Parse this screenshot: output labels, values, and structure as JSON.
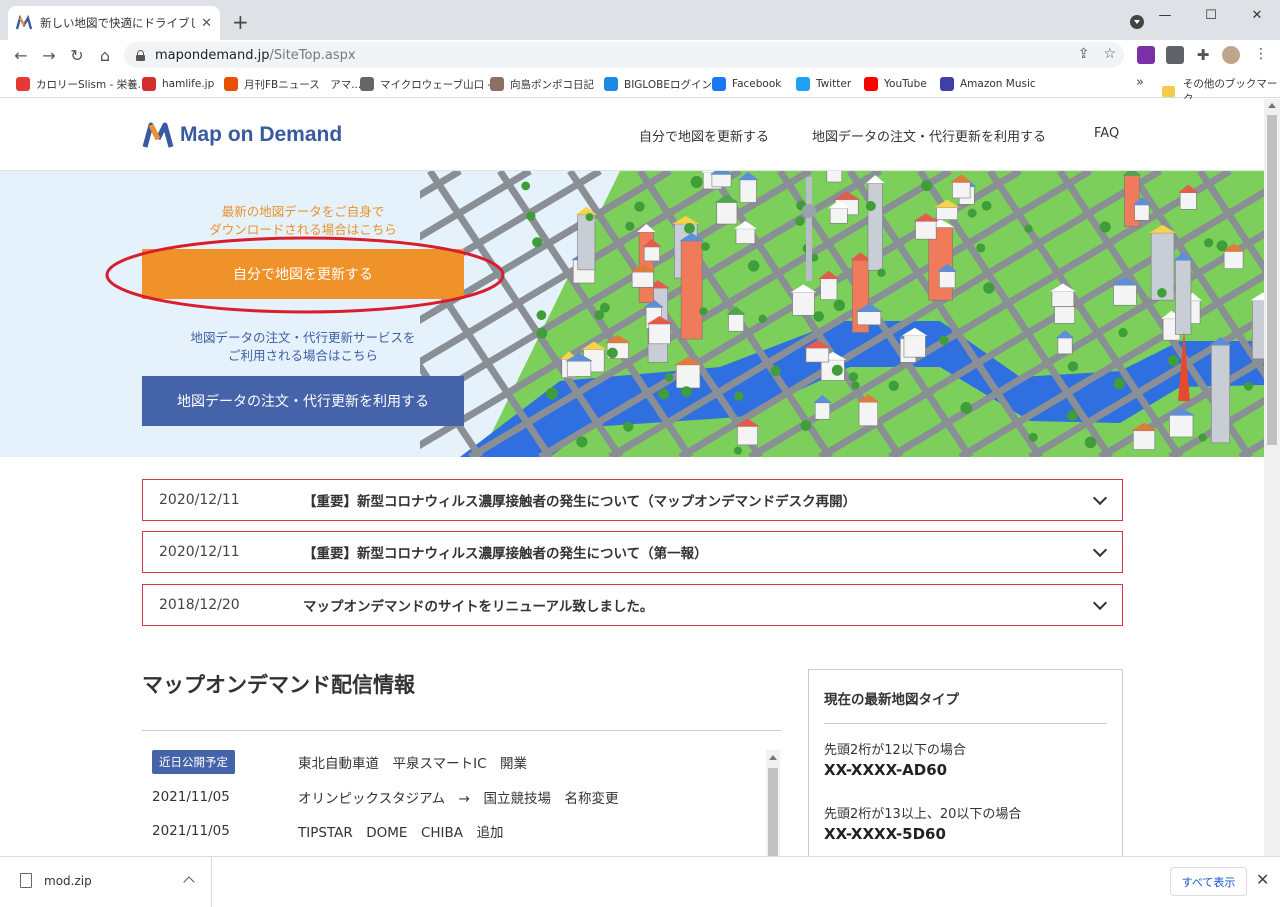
{
  "browser": {
    "tab_title": "新しい地図で快適にドライブしよう !!",
    "tab_close": "✕",
    "new_tab": "+",
    "url_host": "mapondemand.jp",
    "url_path": "/SiteTop.aspx",
    "window_controls": [
      "—",
      "☐",
      "✕"
    ],
    "bookmarks": [
      {
        "label": "カロリーSlism - 栄養...",
        "color": "#e53935"
      },
      {
        "label": "hamlife.jp",
        "color": "#d32f2f"
      },
      {
        "label": "月刊FBニュース　アマ...",
        "color": "#e65100"
      },
      {
        "label": "マイクロウェーブ山口 -...",
        "color": "#666666"
      },
      {
        "label": "向島ポンポコ日記",
        "color": "#8d6e63"
      },
      {
        "label": "BIGLOBEログイン",
        "color": "#1e88e5"
      },
      {
        "label": "Facebook",
        "color": "#1877f2"
      },
      {
        "label": "Twitter",
        "color": "#1da1f2"
      },
      {
        "label": "YouTube",
        "color": "#ff0000"
      },
      {
        "label": "Amazon Music",
        "color": "#3f3fa8"
      }
    ],
    "bookmarks_more": "»",
    "other_bookmarks": "その他のブックマーク"
  },
  "site": {
    "logo_text": "Map on Demand",
    "nav": [
      "自分で地図を更新する",
      "地図データの注文・代行更新を利用する",
      "FAQ"
    ]
  },
  "hero": {
    "caption_self": [
      "最新の地図データをご自身で",
      "ダウンロードされる場合はこちら"
    ],
    "button_self": "自分で地図を更新する",
    "caption_order": [
      "地図データの注文・代行更新サービスを",
      "ご利用される場合はこちら"
    ],
    "button_order": "地図データの注文・代行更新を利用する"
  },
  "news": [
    {
      "date": "2020/12/11",
      "title": "【重要】新型コロナウィルス濃厚接触者の発生について（マップオンデマンドデスク再開）"
    },
    {
      "date": "2020/12/11",
      "title": "【重要】新型コロナウィルス濃厚接触者の発生について（第一報）"
    },
    {
      "date": "2018/12/20",
      "title": "マップオンデマンドのサイトをリニューアル致しました。"
    }
  ],
  "distribution": {
    "title": "マップオンデマンド配信情報",
    "items": [
      {
        "date": "近日公開予定",
        "badge": true,
        "text": "東北自動車道　平泉スマートIC　開業"
      },
      {
        "date": "2021/11/05",
        "badge": false,
        "text": "オリンピックスタジアム　→　国立競技場　名称変更"
      },
      {
        "date": "2021/11/05",
        "badge": false,
        "text": "TIPSTAR　DOME　CHIBA　追加"
      }
    ]
  },
  "latest_map": {
    "heading": "現在の最新地図タイプ",
    "entries": [
      {
        "condition": "先頭2桁が12以下の場合",
        "code": "XX-XXXX-AD60"
      },
      {
        "condition": "先頭2桁が13以上、20以下の場合",
        "code": "XX-XXXX-5D60"
      }
    ]
  },
  "download": {
    "file": "mod.zip",
    "show_all": "すべて表示",
    "close": "✕"
  },
  "colors": {
    "brand_blue": "#4563a8",
    "orange": "#f0922a",
    "news_border": "#e0324b",
    "annotation_red": "#d81e2c"
  }
}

-=-=-=-=-

- WHAT THE EXERCISE ASKS
Any pictures should be dropped; transcribe the rest of the records above exactly.

- RESULT OF THE TASK
Parse this screenshot: output labels, values, and structure as JSON.
{
  "browser": {
    "tab_title": "新しい地図で快適にドライブしよう !!",
    "tab_close": "✕",
    "new_tab": "+",
    "url_host": "mapondemand.jp",
    "url_path": "/SiteTop.aspx",
    "window_controls": [
      "—",
      "☐",
      "✕"
    ],
    "bookmarks": [
      {
        "label": "カロリーSlism - 栄養...",
        "color": "#e53935"
      },
      {
        "label": "hamlife.jp",
        "color": "#d32f2f"
      },
      {
        "label": "月刊FBニュース　アマ...",
        "color": "#e65100"
      },
      {
        "label": "マイクロウェーブ山口 -...",
        "color": "#666666"
      },
      {
        "label": "向島ポンポコ日記",
        "color": "#8d6e63"
      },
      {
        "label": "BIGLOBEログイン",
        "color": "#1e88e5"
      },
      {
        "label": "Facebook",
        "color": "#1877f2"
      },
      {
        "label": "Twitter",
        "color": "#1da1f2"
      },
      {
        "label": "YouTube",
        "color": "#ff0000"
      },
      {
        "label": "Amazon Music",
        "color": "#3f3fa8"
      }
    ],
    "bookmarks_more": "»",
    "other_bookmarks": "その他のブックマーク"
  },
  "site": {
    "logo_text": "Map on Demand",
    "nav": [
      "自分で地図を更新する",
      "地図データの注文・代行更新を利用する",
      "FAQ"
    ]
  },
  "hero": {
    "caption_self": [
      "最新の地図データをご自身で",
      "ダウンロードされる場合はこちら"
    ],
    "button_self": "自分で地図を更新する",
    "caption_order": [
      "地図データの注文・代行更新サービスを",
      "ご利用される場合はこちら"
    ],
    "button_order": "地図データの注文・代行更新を利用する"
  },
  "news": [
    {
      "date": "2020/12/11",
      "title": "【重要】新型コロナウィルス濃厚接触者の発生について（マップオンデマンドデスク再開）"
    },
    {
      "date": "2020/12/11",
      "title": "【重要】新型コロナウィルス濃厚接触者の発生について（第一報）"
    },
    {
      "date": "2018/12/20",
      "title": "マップオンデマンドのサイトをリニューアル致しました。"
    }
  ],
  "distribution": {
    "title": "マップオンデマンド配信情報",
    "items": [
      {
        "date": "近日公開予定",
        "badge": true,
        "text": "東北自動車道　平泉スマートIC　開業"
      },
      {
        "date": "2021/11/05",
        "badge": false,
        "text": "オリンピックスタジアム　→　国立競技場　名称変更"
      },
      {
        "date": "2021/11/05",
        "badge": false,
        "text": "TIPSTAR　DOME　CHIBA　追加"
      }
    ]
  },
  "latest_map": {
    "heading": "現在の最新地図タイプ",
    "entries": [
      {
        "condition": "先頭2桁が12以下の場合",
        "code": "XX-XXXX-AD60"
      },
      {
        "condition": "先頭2桁が13以上、20以下の場合",
        "code": "XX-XXXX-5D60"
      }
    ]
  },
  "download": {
    "file": "mod.zip",
    "show_all": "すべて表示",
    "close": "✕"
  },
  "colors": {
    "brand_blue": "#4563a8",
    "orange": "#f0922a",
    "news_border": "#e0324b",
    "annotation_red": "#d81e2c"
  }
}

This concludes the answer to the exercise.